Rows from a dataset
---*---

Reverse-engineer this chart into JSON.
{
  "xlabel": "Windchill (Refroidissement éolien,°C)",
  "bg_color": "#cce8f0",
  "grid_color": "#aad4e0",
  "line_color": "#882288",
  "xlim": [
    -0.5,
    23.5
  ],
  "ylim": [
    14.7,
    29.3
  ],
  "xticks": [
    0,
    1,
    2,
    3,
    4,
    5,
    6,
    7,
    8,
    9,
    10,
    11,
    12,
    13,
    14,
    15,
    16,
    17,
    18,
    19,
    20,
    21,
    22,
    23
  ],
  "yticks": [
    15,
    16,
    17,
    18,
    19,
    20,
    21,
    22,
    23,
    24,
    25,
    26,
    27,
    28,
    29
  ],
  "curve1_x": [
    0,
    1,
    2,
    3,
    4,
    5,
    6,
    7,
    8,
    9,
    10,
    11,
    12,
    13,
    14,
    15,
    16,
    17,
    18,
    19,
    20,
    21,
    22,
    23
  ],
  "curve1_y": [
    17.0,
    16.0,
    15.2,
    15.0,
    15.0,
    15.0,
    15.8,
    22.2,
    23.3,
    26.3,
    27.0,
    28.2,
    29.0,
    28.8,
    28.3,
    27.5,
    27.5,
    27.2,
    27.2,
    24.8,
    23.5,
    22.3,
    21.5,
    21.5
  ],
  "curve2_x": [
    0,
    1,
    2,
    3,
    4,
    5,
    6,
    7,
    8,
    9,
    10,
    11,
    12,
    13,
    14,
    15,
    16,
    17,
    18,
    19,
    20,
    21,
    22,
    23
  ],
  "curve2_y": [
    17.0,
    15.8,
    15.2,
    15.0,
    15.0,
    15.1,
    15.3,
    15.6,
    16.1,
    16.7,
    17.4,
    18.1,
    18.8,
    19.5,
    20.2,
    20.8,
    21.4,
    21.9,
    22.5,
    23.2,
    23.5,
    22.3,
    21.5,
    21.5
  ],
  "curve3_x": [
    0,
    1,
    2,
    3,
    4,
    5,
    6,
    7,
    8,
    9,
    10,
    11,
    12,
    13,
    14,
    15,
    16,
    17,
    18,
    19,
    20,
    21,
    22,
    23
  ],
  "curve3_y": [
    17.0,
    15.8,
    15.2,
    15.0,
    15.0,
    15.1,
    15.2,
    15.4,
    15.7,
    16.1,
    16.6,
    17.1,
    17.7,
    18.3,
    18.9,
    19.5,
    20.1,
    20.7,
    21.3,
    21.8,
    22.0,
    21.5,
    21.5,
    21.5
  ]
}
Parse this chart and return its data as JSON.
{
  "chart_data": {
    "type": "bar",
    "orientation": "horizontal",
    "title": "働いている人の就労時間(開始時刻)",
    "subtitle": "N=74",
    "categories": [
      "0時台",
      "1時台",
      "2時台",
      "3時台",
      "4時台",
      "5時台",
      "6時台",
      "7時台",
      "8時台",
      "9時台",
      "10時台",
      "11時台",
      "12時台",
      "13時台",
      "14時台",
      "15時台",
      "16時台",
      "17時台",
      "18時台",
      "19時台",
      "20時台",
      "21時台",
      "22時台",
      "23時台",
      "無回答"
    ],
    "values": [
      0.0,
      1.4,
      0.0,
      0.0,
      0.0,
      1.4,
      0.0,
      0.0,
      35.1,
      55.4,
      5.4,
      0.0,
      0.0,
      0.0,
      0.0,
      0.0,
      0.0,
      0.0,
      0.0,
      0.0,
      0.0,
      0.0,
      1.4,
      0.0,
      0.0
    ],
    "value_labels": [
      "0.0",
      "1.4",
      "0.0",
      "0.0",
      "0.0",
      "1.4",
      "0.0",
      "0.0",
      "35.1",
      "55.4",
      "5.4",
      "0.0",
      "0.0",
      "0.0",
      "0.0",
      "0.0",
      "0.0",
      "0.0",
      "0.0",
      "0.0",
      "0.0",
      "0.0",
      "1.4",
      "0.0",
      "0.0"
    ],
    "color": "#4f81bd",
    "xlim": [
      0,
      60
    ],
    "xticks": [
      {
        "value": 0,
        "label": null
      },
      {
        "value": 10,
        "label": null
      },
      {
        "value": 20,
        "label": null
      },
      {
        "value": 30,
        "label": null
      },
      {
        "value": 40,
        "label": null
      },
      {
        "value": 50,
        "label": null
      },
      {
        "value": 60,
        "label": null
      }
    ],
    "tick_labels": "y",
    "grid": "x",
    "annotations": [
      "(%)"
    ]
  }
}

---*---

• _GOAL OF THE EXERCISE_: Using the entries above, please restate each one word for word.

• _FINAL RESULT_:
Reverse-engineer this chart into JSON.
{
  "xlabel": "Windchill (Refroidissement éolien,°C)",
  "bg_color": "#cce8f0",
  "grid_color": "#aad4e0",
  "line_color": "#882288",
  "xlim": [
    -0.5,
    23.5
  ],
  "ylim": [
    14.7,
    29.3
  ],
  "xticks": [
    0,
    1,
    2,
    3,
    4,
    5,
    6,
    7,
    8,
    9,
    10,
    11,
    12,
    13,
    14,
    15,
    16,
    17,
    18,
    19,
    20,
    21,
    22,
    23
  ],
  "yticks": [
    15,
    16,
    17,
    18,
    19,
    20,
    21,
    22,
    23,
    24,
    25,
    26,
    27,
    28,
    29
  ],
  "curve1_x": [
    0,
    1,
    2,
    3,
    4,
    5,
    6,
    7,
    8,
    9,
    10,
    11,
    12,
    13,
    14,
    15,
    16,
    17,
    18,
    19,
    20,
    21,
    22,
    23
  ],
  "curve1_y": [
    17.0,
    16.0,
    15.2,
    15.0,
    15.0,
    15.0,
    15.8,
    22.2,
    23.3,
    26.3,
    27.0,
    28.2,
    29.0,
    28.8,
    28.3,
    27.5,
    27.5,
    27.2,
    27.2,
    24.8,
    23.5,
    22.3,
    21.5,
    21.5
  ],
  "curve2_x": [
    0,
    1,
    2,
    3,
    4,
    5,
    6,
    7,
    8,
    9,
    10,
    11,
    12,
    13,
    14,
    15,
    16,
    17,
    18,
    19,
    20,
    21,
    22,
    23
  ],
  "curve2_y": [
    17.0,
    15.8,
    15.2,
    15.0,
    15.0,
    15.1,
    15.3,
    15.6,
    16.1,
    16.7,
    17.4,
    18.1,
    18.8,
    19.5,
    20.2,
    20.8,
    21.4,
    21.9,
    22.5,
    23.2,
    23.5,
    22.3,
    21.5,
    21.5
  ],
  "curve3_x": [
    0,
    1,
    2,
    3,
    4,
    5,
    6,
    7,
    8,
    9,
    10,
    11,
    12,
    13,
    14,
    15,
    16,
    17,
    18,
    19,
    20,
    21,
    22,
    23
  ],
  "curve3_y": [
    17.0,
    15.8,
    15.2,
    15.0,
    15.0,
    15.1,
    15.2,
    15.4,
    15.7,
    16.1,
    16.6,
    17.1,
    17.7,
    18.3,
    18.9,
    19.5,
    20.1,
    20.7,
    21.3,
    21.8,
    22.0,
    21.5,
    21.5,
    21.5
  ]
}
Parse this chart and return its data as JSON.
{
  "chart_data": {
    "type": "bar",
    "orientation": "horizontal",
    "title": "働いている人の就労時間(開始時刻)",
    "subtitle": "N=74",
    "categories": [
      "0時台",
      "1時台",
      "2時台",
      "3時台",
      "4時台",
      "5時台",
      "6時台",
      "7時台",
      "8時台",
      "9時台",
      "10時台",
      "11時台",
      "12時台",
      "13時台",
      "14時台",
      "15時台",
      "16時台",
      "17時台",
      "18時台",
      "19時台",
      "20時台",
      "21時台",
      "22時台",
      "23時台",
      "無回答"
    ],
    "values": [
      0.0,
      1.4,
      0.0,
      0.0,
      0.0,
      1.4,
      0.0,
      0.0,
      35.1,
      55.4,
      5.4,
      0.0,
      0.0,
      0.0,
      0.0,
      0.0,
      0.0,
      0.0,
      0.0,
      0.0,
      0.0,
      0.0,
      1.4,
      0.0,
      0.0
    ],
    "value_labels": [
      "0.0",
      "1.4",
      "0.0",
      "0.0",
      "0.0",
      "1.4",
      "0.0",
      "0.0",
      "35.1",
      "55.4",
      "5.4",
      "0.0",
      "0.0",
      "0.0",
      "0.0",
      "0.0",
      "0.0",
      "0.0",
      "0.0",
      "0.0",
      "0.0",
      "0.0",
      "1.4",
      "0.0",
      "0.0"
    ],
    "color": "#4f81bd",
    "xlim": [
      0,
      60
    ],
    "xticks": [
      {
        "value": 0,
        "label": null
      },
      {
        "value": 10,
        "label": null
      },
      {
        "value": 20,
        "label": null
      },
      {
        "value": 30,
        "label": null
      },
      {
        "value": 40,
        "label": null
      },
      {
        "value": 50,
        "label": null
      },
      {
        "value": 60,
        "label": null
      }
    ],
    "tick_labels": "y",
    "grid": "x",
    "annotations": [
      "(%)"
    ]
  }
}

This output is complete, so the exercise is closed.